- **Records about charts and figures**
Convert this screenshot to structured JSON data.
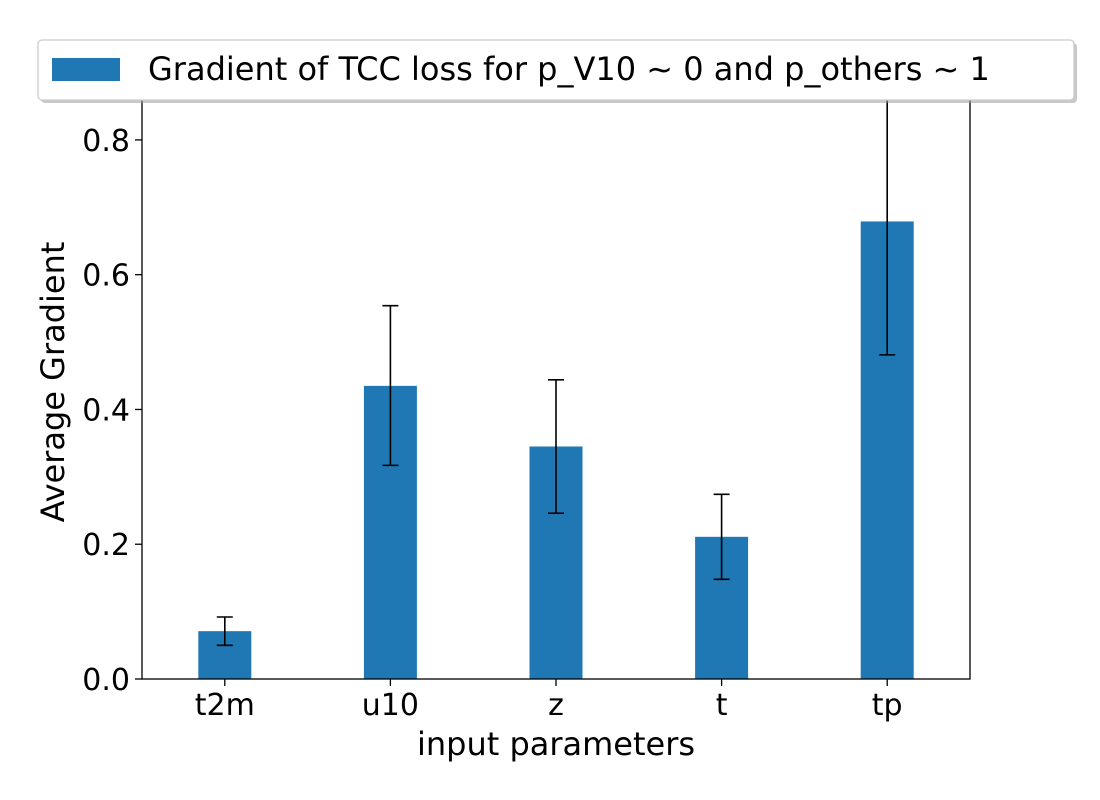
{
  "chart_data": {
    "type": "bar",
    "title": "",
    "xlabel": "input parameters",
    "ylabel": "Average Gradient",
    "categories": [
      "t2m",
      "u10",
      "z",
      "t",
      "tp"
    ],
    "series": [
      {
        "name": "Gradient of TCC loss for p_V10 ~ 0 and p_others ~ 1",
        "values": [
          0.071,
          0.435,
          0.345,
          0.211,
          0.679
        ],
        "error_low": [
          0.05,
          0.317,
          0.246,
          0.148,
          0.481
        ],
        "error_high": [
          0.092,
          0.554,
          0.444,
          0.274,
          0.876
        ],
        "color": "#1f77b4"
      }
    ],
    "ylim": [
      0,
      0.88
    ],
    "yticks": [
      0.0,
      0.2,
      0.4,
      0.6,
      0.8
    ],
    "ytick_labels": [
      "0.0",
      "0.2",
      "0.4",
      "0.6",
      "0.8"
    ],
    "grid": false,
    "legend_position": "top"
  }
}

- **Your objective**
Tally up the lines of the listing containing the word "Gradient". Give only the total.

- **Reply to the task**
2